» Instructions to follow:
With pictures omitted, copy exactly the lines from the one containing "Extract all readable text from this page." through the end of the records below.

» Records to process:
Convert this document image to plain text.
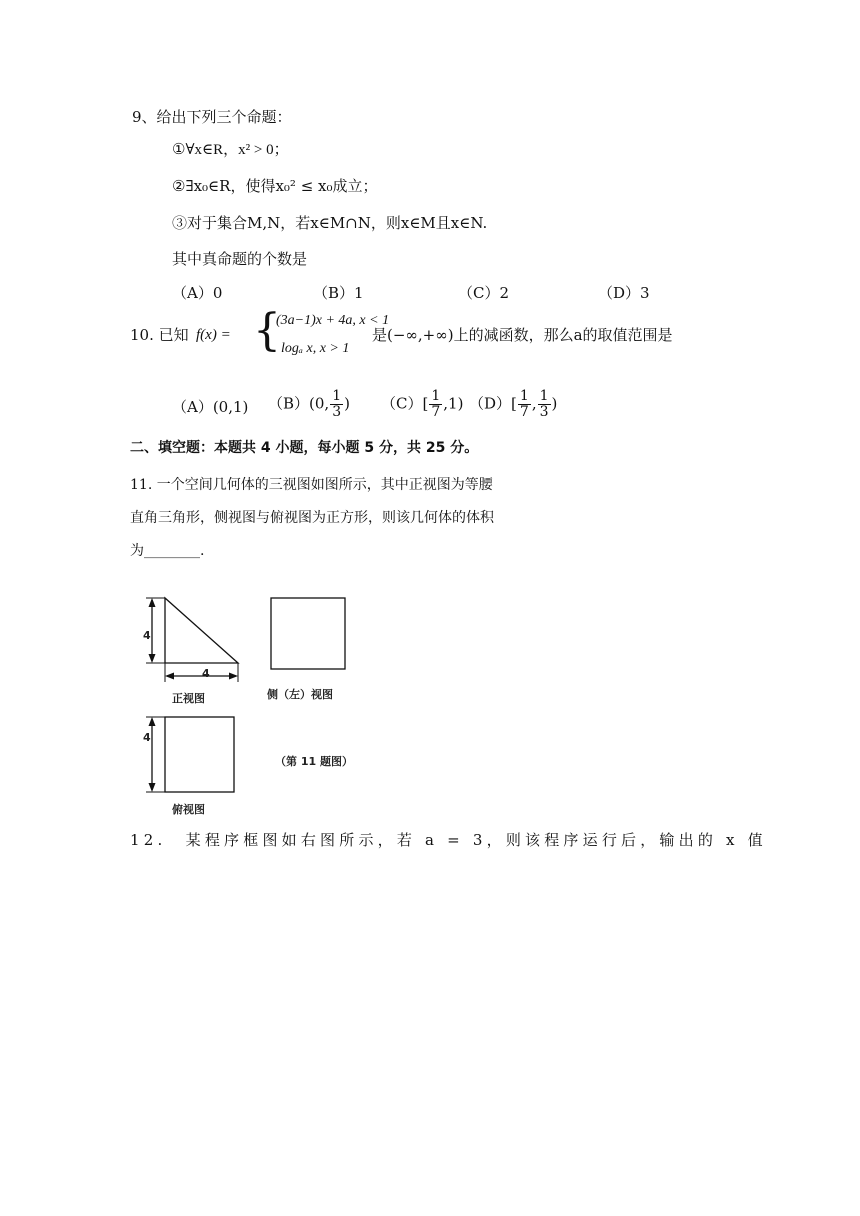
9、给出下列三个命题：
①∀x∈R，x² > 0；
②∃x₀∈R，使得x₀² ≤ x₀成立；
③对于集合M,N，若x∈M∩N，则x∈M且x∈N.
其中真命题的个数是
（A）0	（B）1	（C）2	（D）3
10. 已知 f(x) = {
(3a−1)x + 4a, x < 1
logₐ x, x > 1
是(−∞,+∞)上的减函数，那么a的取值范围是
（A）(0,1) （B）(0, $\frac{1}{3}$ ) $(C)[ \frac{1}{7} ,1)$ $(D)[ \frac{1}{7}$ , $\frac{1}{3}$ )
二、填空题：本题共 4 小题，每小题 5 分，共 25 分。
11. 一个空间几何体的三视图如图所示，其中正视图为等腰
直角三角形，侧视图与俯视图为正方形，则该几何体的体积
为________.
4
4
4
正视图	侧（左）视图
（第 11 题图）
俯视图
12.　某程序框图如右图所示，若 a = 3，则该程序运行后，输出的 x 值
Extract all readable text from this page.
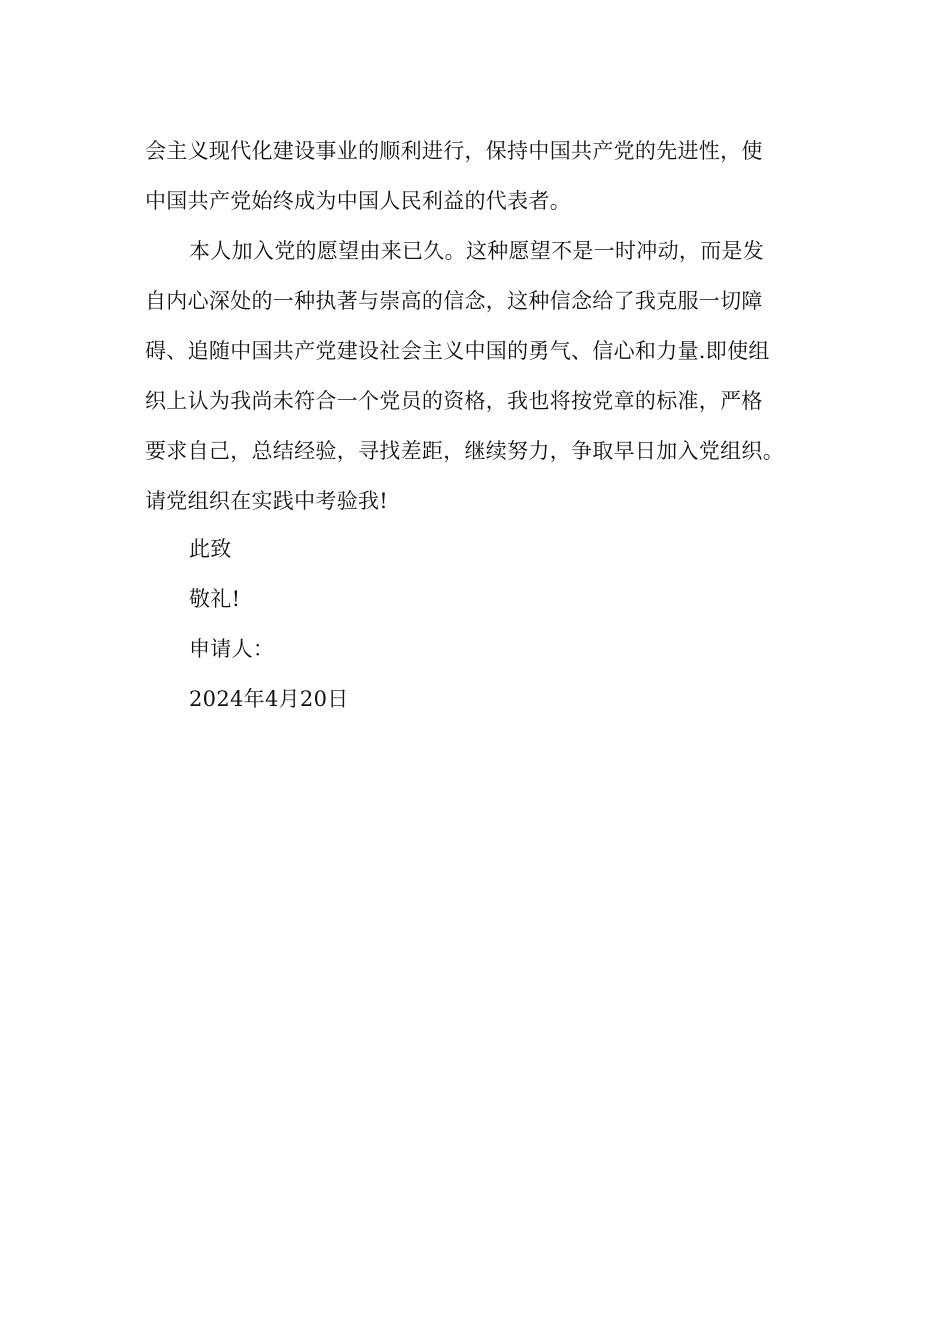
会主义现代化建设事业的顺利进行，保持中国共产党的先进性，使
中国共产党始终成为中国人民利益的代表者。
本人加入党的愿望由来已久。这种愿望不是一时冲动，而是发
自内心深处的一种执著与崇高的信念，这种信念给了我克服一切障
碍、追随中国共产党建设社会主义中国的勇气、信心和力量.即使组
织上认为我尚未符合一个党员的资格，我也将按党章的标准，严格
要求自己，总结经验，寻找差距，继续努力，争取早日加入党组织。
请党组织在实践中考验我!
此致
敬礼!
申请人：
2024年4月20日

» Final answer:
Extract all readable text from this page.
会主义现代化建设事业的顺利进行，保持中国共产党的先进性，使
中国共产党始终成为中国人民利益的代表者。
本人加入党的愿望由来已久。这种愿望不是一时冲动，而是发
自内心深处的一种执著与崇高的信念，这种信念给了我克服一切障
碍、追随中国共产党建设社会主义中国的勇气、信心和力量.即使组
织上认为我尚未符合一个党员的资格，我也将按党章的标准，严格
要求自己，总结经验，寻找差距，继续努力，争取早日加入党组织。
请党组织在实践中考验我!
此致
敬礼!
申请人：
2024年4月20日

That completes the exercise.